> _Problem statement_:
Beginning with the line that contains "Convert this document image to plain text.", extract each line through the end of the listing below, with no additions or omissions.

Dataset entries
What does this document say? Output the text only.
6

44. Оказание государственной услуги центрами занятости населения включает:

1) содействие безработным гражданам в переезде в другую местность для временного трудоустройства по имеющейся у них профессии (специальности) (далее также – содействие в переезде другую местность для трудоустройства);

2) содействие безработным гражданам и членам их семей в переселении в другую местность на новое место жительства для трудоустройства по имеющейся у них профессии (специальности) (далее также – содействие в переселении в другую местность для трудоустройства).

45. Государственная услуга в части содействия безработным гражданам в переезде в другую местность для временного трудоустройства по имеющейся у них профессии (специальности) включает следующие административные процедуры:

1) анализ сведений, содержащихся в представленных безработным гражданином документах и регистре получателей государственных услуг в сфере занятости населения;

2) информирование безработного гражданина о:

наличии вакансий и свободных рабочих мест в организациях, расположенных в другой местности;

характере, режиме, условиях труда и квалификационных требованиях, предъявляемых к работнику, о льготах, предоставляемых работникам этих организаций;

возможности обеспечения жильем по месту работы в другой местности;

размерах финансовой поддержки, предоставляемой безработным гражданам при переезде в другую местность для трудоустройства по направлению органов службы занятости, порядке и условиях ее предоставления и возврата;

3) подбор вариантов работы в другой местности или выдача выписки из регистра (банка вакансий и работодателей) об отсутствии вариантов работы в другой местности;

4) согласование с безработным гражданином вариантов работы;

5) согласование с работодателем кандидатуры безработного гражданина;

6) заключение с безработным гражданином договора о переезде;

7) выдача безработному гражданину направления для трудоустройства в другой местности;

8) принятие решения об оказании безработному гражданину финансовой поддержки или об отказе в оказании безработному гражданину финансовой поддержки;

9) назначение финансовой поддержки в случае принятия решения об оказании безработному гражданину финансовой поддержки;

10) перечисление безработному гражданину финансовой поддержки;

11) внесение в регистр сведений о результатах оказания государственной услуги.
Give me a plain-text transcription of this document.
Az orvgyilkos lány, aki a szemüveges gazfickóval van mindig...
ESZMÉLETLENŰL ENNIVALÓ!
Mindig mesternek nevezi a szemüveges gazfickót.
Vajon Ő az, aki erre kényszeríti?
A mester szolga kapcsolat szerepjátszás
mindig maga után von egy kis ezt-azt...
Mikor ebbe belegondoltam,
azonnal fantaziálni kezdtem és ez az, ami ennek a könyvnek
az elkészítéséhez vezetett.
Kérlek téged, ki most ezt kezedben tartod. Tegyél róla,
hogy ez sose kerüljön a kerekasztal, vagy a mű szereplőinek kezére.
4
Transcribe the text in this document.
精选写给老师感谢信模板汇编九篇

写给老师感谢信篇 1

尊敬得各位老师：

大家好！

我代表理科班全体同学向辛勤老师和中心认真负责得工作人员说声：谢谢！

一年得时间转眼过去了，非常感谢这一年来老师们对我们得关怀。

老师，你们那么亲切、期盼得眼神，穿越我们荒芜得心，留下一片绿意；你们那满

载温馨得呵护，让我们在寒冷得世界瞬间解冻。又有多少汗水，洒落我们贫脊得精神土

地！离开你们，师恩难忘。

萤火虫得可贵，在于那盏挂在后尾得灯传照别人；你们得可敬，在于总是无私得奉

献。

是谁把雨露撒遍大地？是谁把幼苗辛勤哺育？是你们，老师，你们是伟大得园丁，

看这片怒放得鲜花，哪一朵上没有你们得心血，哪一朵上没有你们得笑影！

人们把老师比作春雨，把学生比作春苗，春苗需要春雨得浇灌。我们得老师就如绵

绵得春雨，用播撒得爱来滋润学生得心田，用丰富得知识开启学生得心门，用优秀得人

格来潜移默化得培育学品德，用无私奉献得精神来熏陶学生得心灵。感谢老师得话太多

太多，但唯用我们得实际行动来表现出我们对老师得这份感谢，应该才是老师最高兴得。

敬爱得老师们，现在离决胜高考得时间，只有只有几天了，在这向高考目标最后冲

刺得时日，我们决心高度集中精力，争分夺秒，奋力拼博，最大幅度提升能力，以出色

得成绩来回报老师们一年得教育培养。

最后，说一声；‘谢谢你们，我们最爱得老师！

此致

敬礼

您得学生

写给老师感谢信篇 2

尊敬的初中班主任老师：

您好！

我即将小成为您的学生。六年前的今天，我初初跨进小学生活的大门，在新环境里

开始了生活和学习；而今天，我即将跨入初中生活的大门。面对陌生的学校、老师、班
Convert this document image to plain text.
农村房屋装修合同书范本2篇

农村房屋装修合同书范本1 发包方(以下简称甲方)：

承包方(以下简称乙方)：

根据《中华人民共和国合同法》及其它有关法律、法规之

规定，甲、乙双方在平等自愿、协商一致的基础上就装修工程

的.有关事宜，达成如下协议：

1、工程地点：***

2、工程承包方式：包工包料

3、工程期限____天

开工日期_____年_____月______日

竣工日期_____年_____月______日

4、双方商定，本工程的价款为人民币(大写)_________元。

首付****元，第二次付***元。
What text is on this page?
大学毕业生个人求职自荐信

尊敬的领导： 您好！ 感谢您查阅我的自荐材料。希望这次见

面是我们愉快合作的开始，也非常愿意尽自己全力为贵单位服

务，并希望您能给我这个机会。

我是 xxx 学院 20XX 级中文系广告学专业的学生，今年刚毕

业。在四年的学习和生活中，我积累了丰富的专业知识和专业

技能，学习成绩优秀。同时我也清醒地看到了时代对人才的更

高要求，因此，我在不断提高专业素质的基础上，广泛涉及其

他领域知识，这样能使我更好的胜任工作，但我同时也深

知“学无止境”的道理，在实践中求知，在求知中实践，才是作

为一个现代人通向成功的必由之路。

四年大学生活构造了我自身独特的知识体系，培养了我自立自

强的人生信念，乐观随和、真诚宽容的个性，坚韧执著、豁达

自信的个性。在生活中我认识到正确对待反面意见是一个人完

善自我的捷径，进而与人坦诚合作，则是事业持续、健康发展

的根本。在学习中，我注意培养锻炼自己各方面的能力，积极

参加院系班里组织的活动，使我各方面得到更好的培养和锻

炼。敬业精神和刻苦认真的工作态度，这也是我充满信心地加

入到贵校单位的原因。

> _Task response_:
Convert this document image to plain text.
农村房屋装修合同书范本2篇

农村房屋装修合同书范本1 发包方(以下简称甲方)：

承包方(以下简称乙方)：

根据《中华人民共和国合同法》及其它有关法律、法规之

规定，甲、乙双方在平等自愿、协商一致的基础上就装修工程

的.有关事宜，达成如下协议：

1、工程地点：***

2、工程承包方式：包工包料

3、工程期限____天

开工日期_____年_____月______日

竣工日期_____年_____月______日

4、双方商定，本工程的价款为人民币(大写)_________元。

首付****元，第二次付***元。
What text is on this page?
大学毕业生个人求职自荐信

尊敬的领导： 您好！ 感谢您查阅我的自荐材料。希望这次见

面是我们愉快合作的开始，也非常愿意尽自己全力为贵单位服

务，并希望您能给我这个机会。

我是 xxx 学院 20XX 级中文系广告学专业的学生，今年刚毕

业。在四年的学习和生活中，我积累了丰富的专业知识和专业

技能，学习成绩优秀。同时我也清醒地看到了时代对人才的更

高要求，因此，我在不断提高专业素质的基础上，广泛涉及其

他领域知识，这样能使我更好的胜任工作，但我同时也深

知“学无止境”的道理，在实践中求知，在求知中实践，才是作

为一个现代人通向成功的必由之路。

四年大学生活构造了我自身独特的知识体系，培养了我自立自

强的人生信念，乐观随和、真诚宽容的个性，坚韧执著、豁达

自信的个性。在生活中我认识到正确对待反面意见是一个人完

善自我的捷径，进而与人坦诚合作，则是事业持续、健康发展

的根本。在学习中，我注意培养锻炼自己各方面的能力，积极

参加院系班里组织的活动，使我各方面得到更好的培养和锻

炼。敬业精神和刻苦认真的工作态度，这也是我充满信心地加

入到贵校单位的原因。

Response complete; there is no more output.